START

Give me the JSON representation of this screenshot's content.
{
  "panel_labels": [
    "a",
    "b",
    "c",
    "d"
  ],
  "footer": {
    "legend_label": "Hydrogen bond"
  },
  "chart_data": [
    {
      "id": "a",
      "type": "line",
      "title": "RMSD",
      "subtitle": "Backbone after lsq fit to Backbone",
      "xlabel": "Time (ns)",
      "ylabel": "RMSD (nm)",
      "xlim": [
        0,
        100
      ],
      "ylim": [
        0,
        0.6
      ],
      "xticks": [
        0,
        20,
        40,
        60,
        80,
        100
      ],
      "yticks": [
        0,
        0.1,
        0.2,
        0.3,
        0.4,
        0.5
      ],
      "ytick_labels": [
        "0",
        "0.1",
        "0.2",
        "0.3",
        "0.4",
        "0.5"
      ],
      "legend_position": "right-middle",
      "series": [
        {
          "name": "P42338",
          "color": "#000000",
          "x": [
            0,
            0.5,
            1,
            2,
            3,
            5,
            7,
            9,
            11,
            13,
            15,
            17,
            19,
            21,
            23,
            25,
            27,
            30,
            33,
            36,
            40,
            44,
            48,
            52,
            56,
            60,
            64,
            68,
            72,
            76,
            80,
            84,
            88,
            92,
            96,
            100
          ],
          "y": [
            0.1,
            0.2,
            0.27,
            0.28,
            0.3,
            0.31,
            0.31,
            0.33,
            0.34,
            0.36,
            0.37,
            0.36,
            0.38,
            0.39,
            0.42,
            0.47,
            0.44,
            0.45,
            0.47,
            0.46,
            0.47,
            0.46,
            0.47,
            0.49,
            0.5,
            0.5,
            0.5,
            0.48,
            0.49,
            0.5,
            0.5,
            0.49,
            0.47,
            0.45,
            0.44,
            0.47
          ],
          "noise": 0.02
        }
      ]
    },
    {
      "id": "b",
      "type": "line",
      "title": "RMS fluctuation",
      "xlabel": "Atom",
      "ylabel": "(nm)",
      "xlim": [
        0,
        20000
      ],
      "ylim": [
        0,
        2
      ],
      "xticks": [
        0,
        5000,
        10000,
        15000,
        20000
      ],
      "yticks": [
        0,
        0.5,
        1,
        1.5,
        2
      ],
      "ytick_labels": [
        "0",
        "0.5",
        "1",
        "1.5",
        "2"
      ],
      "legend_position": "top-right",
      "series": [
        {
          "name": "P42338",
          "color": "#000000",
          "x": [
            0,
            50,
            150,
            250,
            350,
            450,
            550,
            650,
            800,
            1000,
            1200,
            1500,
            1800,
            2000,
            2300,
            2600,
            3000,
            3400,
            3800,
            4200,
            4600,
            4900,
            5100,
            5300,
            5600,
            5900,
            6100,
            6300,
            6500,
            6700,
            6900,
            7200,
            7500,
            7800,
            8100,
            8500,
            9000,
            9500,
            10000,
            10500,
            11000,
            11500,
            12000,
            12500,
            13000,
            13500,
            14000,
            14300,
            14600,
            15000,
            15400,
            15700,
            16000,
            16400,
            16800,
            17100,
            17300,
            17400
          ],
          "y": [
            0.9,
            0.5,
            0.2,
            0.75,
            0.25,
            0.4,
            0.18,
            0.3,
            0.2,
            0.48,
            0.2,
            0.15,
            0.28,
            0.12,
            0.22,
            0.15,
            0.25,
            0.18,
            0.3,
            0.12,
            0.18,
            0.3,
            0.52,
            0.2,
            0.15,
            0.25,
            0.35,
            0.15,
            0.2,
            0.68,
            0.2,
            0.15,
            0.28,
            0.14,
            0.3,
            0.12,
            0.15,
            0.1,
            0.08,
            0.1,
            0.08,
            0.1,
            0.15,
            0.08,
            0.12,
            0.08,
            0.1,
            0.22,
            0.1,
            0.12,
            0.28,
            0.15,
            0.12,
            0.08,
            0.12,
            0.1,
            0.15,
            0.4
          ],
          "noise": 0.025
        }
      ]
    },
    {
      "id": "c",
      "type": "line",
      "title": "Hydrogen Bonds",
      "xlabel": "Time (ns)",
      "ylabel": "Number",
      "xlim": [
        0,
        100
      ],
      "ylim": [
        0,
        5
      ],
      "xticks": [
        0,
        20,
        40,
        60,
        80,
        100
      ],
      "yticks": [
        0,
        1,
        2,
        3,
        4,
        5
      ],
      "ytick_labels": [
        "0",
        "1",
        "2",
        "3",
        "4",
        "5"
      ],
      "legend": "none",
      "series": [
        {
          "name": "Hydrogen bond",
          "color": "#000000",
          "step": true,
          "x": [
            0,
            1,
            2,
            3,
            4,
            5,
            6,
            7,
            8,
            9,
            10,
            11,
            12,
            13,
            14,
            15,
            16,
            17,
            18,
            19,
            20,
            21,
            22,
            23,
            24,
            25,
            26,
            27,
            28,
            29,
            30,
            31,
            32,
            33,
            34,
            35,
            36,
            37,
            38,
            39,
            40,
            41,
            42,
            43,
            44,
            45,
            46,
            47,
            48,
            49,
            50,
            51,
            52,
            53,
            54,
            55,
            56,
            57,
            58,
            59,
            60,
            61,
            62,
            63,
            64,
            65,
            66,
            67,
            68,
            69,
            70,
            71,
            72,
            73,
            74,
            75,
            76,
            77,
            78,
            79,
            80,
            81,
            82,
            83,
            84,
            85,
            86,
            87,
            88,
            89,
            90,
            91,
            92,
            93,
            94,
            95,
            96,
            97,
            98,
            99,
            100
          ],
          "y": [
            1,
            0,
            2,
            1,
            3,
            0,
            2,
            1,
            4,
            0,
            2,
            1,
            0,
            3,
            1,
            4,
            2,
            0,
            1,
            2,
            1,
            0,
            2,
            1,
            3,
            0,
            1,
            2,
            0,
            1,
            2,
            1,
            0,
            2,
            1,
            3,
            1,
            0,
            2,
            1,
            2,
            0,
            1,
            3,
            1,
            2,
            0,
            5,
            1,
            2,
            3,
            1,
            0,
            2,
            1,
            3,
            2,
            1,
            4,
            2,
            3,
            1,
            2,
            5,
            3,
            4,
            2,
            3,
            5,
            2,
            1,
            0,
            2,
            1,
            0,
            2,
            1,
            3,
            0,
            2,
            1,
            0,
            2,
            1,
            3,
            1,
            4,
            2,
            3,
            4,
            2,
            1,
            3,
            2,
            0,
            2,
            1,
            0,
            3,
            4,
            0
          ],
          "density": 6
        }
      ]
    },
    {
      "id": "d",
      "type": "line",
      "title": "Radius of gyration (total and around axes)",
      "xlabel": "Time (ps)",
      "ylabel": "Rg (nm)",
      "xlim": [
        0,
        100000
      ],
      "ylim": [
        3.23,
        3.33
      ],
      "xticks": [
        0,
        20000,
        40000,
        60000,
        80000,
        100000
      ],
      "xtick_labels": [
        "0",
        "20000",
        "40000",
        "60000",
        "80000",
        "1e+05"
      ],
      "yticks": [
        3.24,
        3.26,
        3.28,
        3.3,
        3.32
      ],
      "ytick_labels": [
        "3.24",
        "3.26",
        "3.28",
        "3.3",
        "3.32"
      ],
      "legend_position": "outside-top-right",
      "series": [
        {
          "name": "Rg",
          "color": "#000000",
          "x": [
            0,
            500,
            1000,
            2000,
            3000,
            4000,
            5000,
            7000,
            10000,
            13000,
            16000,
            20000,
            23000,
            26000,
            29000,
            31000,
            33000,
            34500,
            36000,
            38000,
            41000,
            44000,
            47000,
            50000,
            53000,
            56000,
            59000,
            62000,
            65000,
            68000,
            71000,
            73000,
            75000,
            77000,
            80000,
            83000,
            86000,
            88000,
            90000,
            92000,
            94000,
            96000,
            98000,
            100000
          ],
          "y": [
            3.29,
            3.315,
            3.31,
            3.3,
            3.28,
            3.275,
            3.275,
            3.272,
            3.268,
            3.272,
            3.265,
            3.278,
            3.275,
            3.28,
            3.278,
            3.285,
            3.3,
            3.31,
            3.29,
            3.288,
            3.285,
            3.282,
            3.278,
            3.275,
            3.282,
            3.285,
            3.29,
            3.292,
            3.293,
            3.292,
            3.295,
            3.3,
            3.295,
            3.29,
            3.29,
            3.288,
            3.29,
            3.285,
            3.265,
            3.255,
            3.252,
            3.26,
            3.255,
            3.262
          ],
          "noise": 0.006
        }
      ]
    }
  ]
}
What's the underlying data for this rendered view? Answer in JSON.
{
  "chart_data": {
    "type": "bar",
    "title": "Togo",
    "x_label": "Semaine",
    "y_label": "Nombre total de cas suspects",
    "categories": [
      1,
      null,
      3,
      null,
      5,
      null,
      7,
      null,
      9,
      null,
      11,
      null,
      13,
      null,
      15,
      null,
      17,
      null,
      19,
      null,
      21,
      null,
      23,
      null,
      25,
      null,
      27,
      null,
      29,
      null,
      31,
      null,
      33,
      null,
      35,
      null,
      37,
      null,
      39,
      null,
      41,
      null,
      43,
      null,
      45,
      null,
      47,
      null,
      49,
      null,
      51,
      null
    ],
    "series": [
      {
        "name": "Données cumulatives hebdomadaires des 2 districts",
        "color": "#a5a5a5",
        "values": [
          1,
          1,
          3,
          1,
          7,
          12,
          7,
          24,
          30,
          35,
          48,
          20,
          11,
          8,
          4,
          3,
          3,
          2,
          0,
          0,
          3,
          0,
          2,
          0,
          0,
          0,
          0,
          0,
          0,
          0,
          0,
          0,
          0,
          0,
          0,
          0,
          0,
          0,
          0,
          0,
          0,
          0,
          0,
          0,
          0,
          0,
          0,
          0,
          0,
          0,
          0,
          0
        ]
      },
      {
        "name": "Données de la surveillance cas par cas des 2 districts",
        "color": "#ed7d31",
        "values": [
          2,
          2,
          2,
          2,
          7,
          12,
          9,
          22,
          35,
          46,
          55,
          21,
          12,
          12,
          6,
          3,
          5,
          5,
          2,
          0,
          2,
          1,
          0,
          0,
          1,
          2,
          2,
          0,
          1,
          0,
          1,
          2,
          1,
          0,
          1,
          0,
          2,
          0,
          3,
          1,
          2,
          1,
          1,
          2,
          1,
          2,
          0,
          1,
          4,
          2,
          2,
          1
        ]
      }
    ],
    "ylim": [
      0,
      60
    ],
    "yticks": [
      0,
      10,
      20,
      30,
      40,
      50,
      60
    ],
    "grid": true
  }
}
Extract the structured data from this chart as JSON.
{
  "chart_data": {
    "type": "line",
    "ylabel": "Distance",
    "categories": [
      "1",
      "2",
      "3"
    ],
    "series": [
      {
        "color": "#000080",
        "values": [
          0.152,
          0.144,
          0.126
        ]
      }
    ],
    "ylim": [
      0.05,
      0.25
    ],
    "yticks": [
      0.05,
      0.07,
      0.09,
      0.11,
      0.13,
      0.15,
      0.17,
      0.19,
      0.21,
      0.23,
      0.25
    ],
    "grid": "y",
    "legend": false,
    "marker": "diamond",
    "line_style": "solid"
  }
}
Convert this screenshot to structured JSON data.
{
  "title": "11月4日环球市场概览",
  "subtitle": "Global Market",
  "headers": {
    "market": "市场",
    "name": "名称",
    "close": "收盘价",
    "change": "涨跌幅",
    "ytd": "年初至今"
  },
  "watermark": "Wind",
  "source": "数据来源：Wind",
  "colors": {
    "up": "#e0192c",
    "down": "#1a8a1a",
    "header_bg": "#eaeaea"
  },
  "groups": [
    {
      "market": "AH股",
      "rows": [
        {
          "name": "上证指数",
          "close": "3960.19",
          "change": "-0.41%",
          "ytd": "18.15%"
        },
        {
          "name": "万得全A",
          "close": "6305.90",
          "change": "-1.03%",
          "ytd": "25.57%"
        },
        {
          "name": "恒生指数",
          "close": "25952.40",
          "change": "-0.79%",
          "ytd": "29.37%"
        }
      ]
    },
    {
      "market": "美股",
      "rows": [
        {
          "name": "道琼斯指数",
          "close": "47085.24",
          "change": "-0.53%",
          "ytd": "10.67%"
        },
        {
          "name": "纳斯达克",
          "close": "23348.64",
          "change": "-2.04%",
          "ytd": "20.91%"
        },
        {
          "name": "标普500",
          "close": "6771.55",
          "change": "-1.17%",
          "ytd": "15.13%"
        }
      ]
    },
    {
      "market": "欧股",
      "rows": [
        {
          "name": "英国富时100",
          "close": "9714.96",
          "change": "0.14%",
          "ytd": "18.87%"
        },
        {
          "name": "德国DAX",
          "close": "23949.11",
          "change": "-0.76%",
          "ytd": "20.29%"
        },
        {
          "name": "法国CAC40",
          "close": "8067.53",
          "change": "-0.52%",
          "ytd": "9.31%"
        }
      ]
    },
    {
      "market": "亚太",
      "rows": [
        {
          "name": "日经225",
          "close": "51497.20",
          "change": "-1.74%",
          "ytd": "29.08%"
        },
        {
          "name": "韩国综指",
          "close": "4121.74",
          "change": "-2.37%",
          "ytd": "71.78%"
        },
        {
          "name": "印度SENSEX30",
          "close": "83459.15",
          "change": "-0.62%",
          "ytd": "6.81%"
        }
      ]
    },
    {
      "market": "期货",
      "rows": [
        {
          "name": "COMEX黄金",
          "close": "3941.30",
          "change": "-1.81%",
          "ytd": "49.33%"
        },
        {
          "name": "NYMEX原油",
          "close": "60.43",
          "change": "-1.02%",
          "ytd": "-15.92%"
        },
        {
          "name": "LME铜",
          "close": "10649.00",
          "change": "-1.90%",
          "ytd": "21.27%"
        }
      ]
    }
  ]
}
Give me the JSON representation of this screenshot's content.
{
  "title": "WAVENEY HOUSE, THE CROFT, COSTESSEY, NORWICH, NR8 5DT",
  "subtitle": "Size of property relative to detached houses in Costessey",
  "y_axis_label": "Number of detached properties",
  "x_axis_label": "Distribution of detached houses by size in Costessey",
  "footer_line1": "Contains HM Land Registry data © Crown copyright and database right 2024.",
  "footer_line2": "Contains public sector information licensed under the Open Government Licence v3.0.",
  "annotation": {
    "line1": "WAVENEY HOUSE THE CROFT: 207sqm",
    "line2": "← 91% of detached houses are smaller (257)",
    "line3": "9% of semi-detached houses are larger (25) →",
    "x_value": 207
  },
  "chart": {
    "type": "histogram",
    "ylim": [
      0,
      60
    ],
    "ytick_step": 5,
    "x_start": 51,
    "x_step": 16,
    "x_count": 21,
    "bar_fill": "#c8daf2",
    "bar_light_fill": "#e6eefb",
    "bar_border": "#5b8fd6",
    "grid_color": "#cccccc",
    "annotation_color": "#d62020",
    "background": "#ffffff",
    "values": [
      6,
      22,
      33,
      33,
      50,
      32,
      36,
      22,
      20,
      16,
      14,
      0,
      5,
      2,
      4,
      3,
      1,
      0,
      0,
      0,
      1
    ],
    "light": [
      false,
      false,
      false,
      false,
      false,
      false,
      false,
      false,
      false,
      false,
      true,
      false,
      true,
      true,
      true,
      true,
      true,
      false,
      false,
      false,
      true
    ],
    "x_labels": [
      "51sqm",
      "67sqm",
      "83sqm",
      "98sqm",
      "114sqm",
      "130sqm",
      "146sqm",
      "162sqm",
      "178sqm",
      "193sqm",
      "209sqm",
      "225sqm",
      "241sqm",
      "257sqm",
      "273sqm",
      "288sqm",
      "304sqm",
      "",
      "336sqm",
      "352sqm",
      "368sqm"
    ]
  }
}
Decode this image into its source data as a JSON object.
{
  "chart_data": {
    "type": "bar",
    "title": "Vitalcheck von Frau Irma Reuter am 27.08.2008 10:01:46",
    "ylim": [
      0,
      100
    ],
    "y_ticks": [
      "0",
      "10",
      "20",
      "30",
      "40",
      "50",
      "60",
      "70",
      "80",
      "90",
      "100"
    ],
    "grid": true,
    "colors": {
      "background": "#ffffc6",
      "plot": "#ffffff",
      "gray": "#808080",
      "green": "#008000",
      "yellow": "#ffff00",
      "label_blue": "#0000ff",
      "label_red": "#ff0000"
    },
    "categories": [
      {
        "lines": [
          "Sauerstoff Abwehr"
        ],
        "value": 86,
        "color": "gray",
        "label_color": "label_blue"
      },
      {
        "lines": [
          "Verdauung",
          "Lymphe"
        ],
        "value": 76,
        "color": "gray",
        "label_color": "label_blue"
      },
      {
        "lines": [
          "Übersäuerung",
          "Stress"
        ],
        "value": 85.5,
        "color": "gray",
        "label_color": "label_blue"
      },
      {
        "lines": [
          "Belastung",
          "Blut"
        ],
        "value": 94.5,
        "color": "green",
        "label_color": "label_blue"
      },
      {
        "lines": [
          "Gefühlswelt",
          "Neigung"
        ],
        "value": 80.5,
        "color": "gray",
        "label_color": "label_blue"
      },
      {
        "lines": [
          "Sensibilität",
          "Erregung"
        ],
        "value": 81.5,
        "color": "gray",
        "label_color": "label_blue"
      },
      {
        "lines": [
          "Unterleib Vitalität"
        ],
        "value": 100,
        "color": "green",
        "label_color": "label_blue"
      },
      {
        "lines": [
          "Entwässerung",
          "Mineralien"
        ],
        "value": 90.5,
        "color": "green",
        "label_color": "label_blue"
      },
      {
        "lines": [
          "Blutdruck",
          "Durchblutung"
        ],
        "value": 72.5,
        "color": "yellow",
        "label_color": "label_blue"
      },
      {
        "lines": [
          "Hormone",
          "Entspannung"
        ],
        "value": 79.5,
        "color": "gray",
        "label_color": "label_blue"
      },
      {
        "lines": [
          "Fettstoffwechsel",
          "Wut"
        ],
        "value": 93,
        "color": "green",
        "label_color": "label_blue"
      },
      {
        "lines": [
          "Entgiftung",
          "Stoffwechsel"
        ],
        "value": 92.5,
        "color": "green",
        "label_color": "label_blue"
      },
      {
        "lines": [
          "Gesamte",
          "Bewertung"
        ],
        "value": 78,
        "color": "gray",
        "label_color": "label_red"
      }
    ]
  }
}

END

Written task
Copy out all lines that carry the word "districts".

Final answer
        "name": "Données cumulatives hebdomadaires des 2 districts",
        "name": "Données de la surveillance cas par cas des 2 districts",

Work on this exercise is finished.